## Problem to solve
Arrange the lines of the data below, from the first line through the line that contains "chart-title: Higher Expectations", as a JSON list of strings, one string per line, leaving out blank lines and anything after that line.

## Rows

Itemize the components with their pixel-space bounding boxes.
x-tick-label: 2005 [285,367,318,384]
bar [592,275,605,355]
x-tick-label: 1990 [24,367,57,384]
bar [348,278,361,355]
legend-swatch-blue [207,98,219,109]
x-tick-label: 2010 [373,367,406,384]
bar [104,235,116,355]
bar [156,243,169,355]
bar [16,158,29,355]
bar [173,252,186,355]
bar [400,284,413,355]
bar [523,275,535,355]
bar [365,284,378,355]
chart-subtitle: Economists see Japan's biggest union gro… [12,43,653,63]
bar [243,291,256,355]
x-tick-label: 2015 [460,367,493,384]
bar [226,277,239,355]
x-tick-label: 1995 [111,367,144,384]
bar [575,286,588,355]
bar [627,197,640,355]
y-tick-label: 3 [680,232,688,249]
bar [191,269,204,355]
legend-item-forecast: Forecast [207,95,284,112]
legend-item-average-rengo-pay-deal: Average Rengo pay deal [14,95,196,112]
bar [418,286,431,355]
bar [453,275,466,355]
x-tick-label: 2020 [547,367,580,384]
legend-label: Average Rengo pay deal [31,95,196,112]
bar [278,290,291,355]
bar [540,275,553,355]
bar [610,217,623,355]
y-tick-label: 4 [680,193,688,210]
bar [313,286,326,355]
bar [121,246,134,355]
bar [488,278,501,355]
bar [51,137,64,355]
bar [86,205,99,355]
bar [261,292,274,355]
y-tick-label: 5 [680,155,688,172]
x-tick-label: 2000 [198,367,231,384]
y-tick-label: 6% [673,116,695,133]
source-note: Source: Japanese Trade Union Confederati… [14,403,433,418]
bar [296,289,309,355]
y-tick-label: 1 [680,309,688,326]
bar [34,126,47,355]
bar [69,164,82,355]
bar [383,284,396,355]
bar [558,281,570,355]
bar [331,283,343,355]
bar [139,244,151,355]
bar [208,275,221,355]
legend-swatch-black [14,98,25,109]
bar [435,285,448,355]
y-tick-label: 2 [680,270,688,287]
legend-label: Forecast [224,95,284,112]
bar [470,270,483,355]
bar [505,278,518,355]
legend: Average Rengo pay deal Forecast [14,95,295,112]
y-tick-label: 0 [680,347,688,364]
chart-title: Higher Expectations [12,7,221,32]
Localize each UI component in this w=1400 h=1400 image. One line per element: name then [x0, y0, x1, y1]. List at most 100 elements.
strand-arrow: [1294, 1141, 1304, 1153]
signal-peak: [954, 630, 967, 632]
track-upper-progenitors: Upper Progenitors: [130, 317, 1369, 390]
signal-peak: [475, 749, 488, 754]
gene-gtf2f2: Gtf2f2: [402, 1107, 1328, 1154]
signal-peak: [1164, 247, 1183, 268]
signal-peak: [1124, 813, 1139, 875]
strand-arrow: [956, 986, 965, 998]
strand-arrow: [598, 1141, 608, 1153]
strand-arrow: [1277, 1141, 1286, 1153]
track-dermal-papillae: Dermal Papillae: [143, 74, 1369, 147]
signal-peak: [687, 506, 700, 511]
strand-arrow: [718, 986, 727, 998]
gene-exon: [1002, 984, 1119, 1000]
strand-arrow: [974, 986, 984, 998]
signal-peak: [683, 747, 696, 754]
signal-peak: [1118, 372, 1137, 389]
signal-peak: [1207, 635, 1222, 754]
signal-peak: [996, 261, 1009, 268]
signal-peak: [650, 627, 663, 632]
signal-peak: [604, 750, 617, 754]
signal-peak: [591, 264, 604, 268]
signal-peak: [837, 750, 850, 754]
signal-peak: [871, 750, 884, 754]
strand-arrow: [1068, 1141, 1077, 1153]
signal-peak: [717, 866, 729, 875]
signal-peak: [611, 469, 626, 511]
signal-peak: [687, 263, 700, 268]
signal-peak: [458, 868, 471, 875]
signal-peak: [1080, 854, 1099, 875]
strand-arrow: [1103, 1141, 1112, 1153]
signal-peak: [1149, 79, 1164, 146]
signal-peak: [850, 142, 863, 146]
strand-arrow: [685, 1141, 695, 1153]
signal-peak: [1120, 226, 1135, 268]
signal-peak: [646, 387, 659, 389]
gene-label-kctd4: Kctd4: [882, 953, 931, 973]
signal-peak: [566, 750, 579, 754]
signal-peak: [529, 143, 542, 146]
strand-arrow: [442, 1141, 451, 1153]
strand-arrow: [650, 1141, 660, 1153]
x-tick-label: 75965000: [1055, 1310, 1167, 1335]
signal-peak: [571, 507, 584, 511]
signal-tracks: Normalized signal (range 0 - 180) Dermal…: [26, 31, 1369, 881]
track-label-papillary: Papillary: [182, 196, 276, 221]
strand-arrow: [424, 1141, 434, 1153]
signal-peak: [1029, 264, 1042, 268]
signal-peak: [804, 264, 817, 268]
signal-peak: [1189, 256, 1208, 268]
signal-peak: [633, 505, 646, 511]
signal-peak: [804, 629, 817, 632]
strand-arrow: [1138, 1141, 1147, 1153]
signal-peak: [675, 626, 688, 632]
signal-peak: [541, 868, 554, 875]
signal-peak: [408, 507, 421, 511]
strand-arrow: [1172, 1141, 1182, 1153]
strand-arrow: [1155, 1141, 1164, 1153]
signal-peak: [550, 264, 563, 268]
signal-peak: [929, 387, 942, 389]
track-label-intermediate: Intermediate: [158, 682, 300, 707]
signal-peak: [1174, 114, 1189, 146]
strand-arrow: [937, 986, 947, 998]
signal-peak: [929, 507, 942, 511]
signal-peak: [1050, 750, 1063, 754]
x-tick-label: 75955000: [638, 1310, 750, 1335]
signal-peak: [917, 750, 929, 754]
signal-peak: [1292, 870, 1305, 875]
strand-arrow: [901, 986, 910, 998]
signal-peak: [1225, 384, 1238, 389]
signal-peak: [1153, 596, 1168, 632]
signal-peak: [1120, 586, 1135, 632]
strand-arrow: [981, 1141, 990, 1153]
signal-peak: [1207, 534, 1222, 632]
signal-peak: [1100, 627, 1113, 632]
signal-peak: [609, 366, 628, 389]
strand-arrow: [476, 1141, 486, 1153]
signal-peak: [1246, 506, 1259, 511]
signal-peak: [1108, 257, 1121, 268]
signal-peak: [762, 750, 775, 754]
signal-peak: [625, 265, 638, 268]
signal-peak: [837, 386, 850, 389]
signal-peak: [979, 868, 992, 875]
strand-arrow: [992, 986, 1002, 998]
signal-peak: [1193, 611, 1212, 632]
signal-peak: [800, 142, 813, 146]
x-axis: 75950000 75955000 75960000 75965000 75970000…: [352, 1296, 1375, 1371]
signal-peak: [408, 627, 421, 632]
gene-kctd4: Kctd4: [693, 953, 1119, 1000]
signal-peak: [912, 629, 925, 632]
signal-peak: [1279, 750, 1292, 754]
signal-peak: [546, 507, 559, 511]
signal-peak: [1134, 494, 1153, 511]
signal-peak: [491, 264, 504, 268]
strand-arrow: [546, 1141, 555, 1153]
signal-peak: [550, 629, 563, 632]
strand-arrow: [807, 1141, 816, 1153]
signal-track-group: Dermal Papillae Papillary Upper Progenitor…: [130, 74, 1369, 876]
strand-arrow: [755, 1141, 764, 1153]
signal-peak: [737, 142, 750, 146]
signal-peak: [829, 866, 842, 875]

## Answer to the problem
[
  "Itemize the components with their pixel-space bounding boxes.",
  "x-tick-label: 2005 [285,367,318,384]",
  "bar [592,275,605,355]",
  "x-tick-label: 1990 [24,367,57,384]",
  "bar [348,278,361,355]",
  "legend-swatch-blue [207,98,219,109]",
  "x-tick-label: 2010 [373,367,406,384]",
  "bar [104,235,116,355]",
  "bar [156,243,169,355]",
  "bar [16,158,29,355]",
  "bar [173,252,186,355]",
  "bar [400,284,413,355]",
  "bar [523,275,535,355]",
  "bar [365,284,378,355]",
  "chart-subtitle: Economists see Japan's biggest union gro… [12,43,653,63]",
  "bar [243,291,256,355]",
  "x-tick-label: 2015 [460,367,493,384]",
  "bar [226,277,239,355]",
  "x-tick-label: 1995 [111,367,144,384]",
  "bar [575,286,588,355]",
  "bar [627,197,640,355]",
  "y-tick-label: 3 [680,232,688,249]",
  "bar [191,269,204,355]",
  "legend-item-forecast: Forecast [207,95,284,112]",
  "legend-item-average-rengo-pay-deal: Average Rengo pay deal [14,95,196,112]",
  "bar [418,286,431,355]",
  "bar [453,275,466,355]",
  "x-tick-label: 2020 [547,367,580,384]",
  "legend-label: Average Rengo pay deal [31,95,196,112]",
  "bar [278,290,291,355]",
  "bar [540,275,553,355]",
  "bar [610,217,623,355]",
  "y-tick-label: 4 [680,193,688,210]",
  "bar [313,286,326,355]",
  "bar [121,246,134,355]",
  "bar [488,278,501,355]",
  "bar [51,137,64,355]",
  "bar [86,205,99,355]",
  "bar [261,292,274,355]",
  "y-tick-label: 5 [680,155,688,172]",
  "x-tick-label: 2000 [198,367,231,384]",
  "y-tick-label: 6% [673,116,695,133]",
  "source-note: Source: Japanese Trade Union Confederati… [14,403,433,418]",
  "bar [296,289,309,355]",
  "y-tick-label: 1 [680,309,688,326]",
  "bar [34,126,47,355]",
  "bar [69,164,82,355]",
  "bar [383,284,396,355]",
  "bar [558,281,570,355]",
  "bar [331,283,343,355]",
  "bar [139,244,151,355]",
  "bar [208,275,221,355]",
  "legend-swatch-black [14,98,25,109]",
  "bar [435,285,448,355]",
  "y-tick-label: 2 [680,270,688,287]",
  "legend-label: Forecast [224,95,284,112]",
  "bar [470,270,483,355]",
  "bar [505,278,518,355]",
  "legend: Average Rengo pay deal Forecast [14,95,295,112]",
  "y-tick-label: 0 [680,347,688,364]",
  "chart-title: Higher Expectations [12,7,221,32]"
]